What to work on: Type out each entry exactly as it appears, but keep every image out.
Segment Start: Dataset extract
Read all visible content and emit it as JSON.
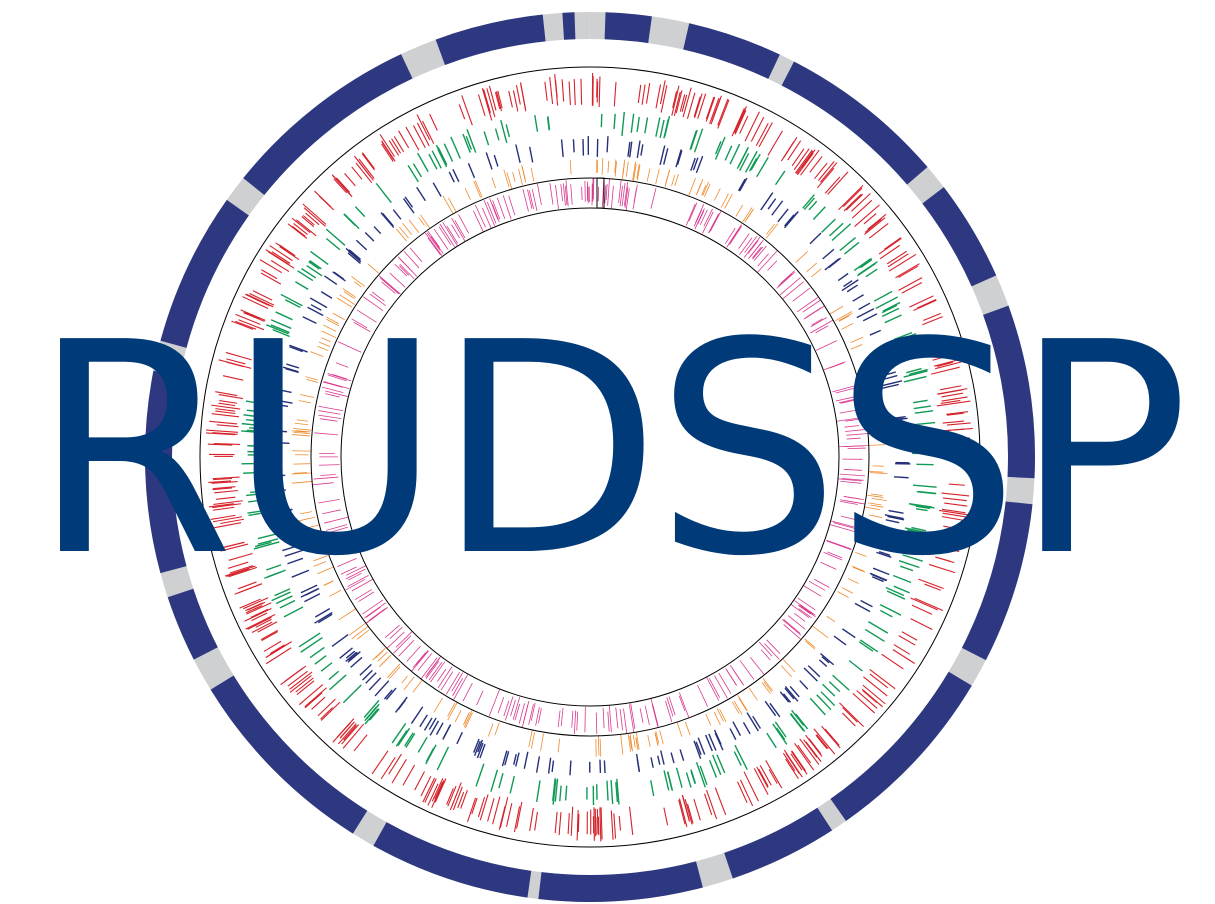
{
  "logo": {
    "text": "RUDSSP",
    "text_color": "#003a78"
  },
  "graphic": {
    "type": "circular-genome-map",
    "colors": {
      "outer_block": "#2e3880",
      "outer_gap": "#cfd0d2",
      "feature_red": "#d6222b",
      "feature_green": "#109a55",
      "feature_blue": "#26317a",
      "feature_orange": "#ef8a2c",
      "feature_pink": "#d9398f",
      "ring_line": "#000000"
    }
  }
}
Segment End: Dataset extract
Result below:
Read all visible content and emit it as JSON.
{
  "logo": {
    "text": "RUDSSP",
    "text_color": "#003a78"
  },
  "graphic": {
    "type": "circular-genome-map",
    "colors": {
      "outer_block": "#2e3880",
      "outer_gap": "#cfd0d2",
      "feature_red": "#d6222b",
      "feature_green": "#109a55",
      "feature_blue": "#26317a",
      "feature_orange": "#ef8a2c",
      "feature_pink": "#d9398f",
      "ring_line": "#000000"
    }
  }
}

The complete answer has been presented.